### EXERCISE
Reproduce the records below exactly as they appear, omitting any pictures they contain.

--- begin ---

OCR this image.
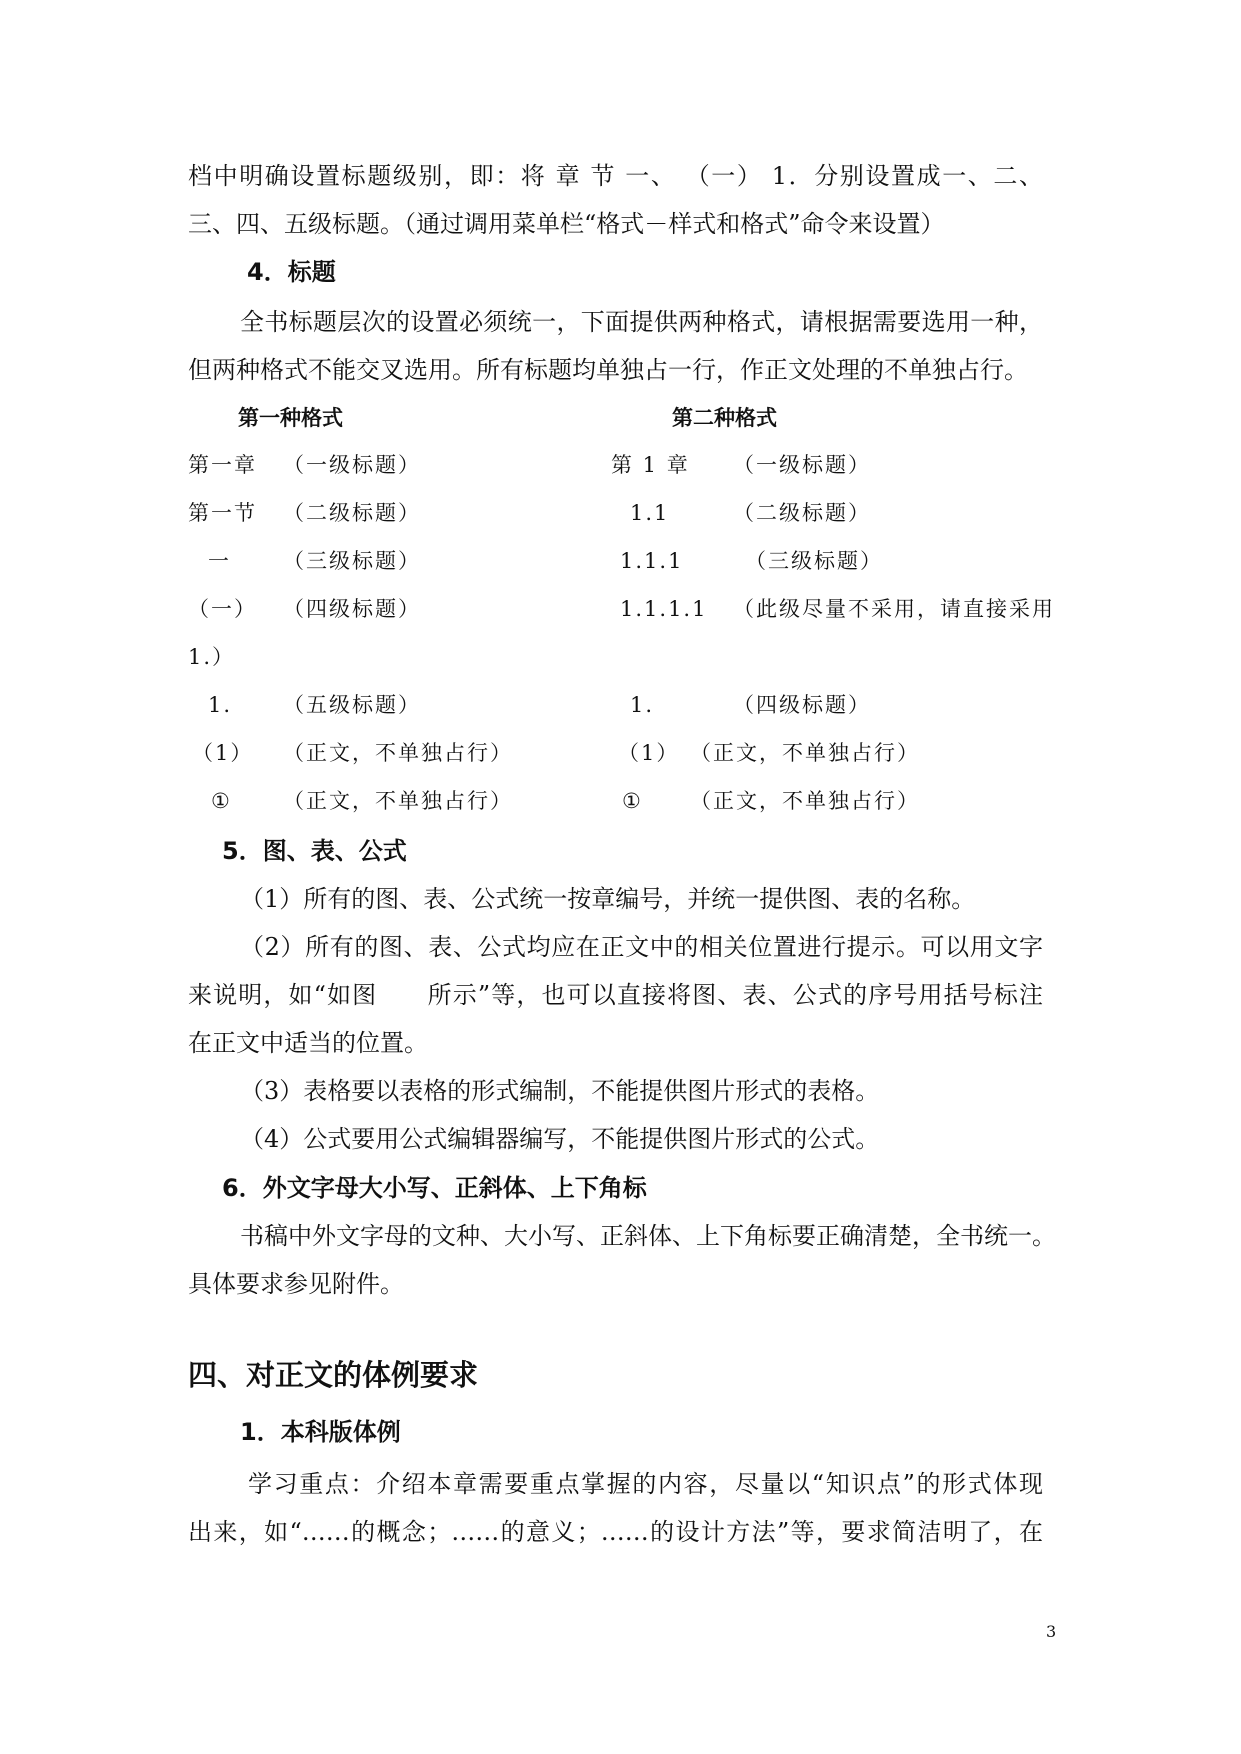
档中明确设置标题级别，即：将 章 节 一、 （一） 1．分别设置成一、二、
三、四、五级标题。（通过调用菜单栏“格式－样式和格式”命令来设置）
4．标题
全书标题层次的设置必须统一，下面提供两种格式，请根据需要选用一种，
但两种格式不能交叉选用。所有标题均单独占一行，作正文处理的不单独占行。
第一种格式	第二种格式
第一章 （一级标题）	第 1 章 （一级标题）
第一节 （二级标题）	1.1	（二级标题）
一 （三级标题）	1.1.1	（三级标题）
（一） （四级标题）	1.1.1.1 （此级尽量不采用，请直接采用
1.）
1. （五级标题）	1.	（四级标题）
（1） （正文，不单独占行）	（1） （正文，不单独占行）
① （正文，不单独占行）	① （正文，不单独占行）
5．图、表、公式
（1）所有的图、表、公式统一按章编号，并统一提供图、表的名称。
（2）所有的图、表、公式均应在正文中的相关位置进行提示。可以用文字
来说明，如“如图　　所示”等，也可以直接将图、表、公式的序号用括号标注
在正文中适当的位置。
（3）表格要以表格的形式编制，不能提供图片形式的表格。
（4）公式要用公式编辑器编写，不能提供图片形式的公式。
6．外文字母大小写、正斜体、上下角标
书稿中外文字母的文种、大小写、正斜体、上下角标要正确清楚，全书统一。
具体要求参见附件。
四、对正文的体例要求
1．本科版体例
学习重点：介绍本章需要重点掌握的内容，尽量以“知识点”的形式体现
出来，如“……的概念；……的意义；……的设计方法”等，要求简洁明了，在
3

--- end ---

### SOLUTION FOR THIS TASK
OCR this image.
档中明确设置标题级别，即：将 章 节 一、 （一） 1．分别设置成一、二、
三、四、五级标题。（通过调用菜单栏“格式－样式和格式”命令来设置）
4．标题
全书标题层次的设置必须统一，下面提供两种格式，请根据需要选用一种，
但两种格式不能交叉选用。所有标题均单独占一行，作正文处理的不单独占行。
第一种格式	第二种格式
第一章 （一级标题）	第 1 章 （一级标题）
第一节 （二级标题）	1.1	（二级标题）
一 （三级标题）	1.1.1	（三级标题）
（一） （四级标题）	1.1.1.1 （此级尽量不采用，请直接采用
1.）
1. （五级标题）	1.	（四级标题）
（1） （正文，不单独占行）	（1） （正文，不单独占行）
① （正文，不单独占行）	① （正文，不单独占行）
5．图、表、公式
（1）所有的图、表、公式统一按章编号，并统一提供图、表的名称。
（2）所有的图、表、公式均应在正文中的相关位置进行提示。可以用文字
来说明，如“如图　　所示”等，也可以直接将图、表、公式的序号用括号标注
在正文中适当的位置。
（3）表格要以表格的形式编制，不能提供图片形式的表格。
（4）公式要用公式编辑器编写，不能提供图片形式的公式。
6．外文字母大小写、正斜体、上下角标
书稿中外文字母的文种、大小写、正斜体、上下角标要正确清楚，全书统一。
具体要求参见附件。
四、对正文的体例要求
1．本科版体例
学习重点：介绍本章需要重点掌握的内容，尽量以“知识点”的形式体现
出来，如“……的概念；……的意义；……的设计方法”等，要求简洁明了，在
3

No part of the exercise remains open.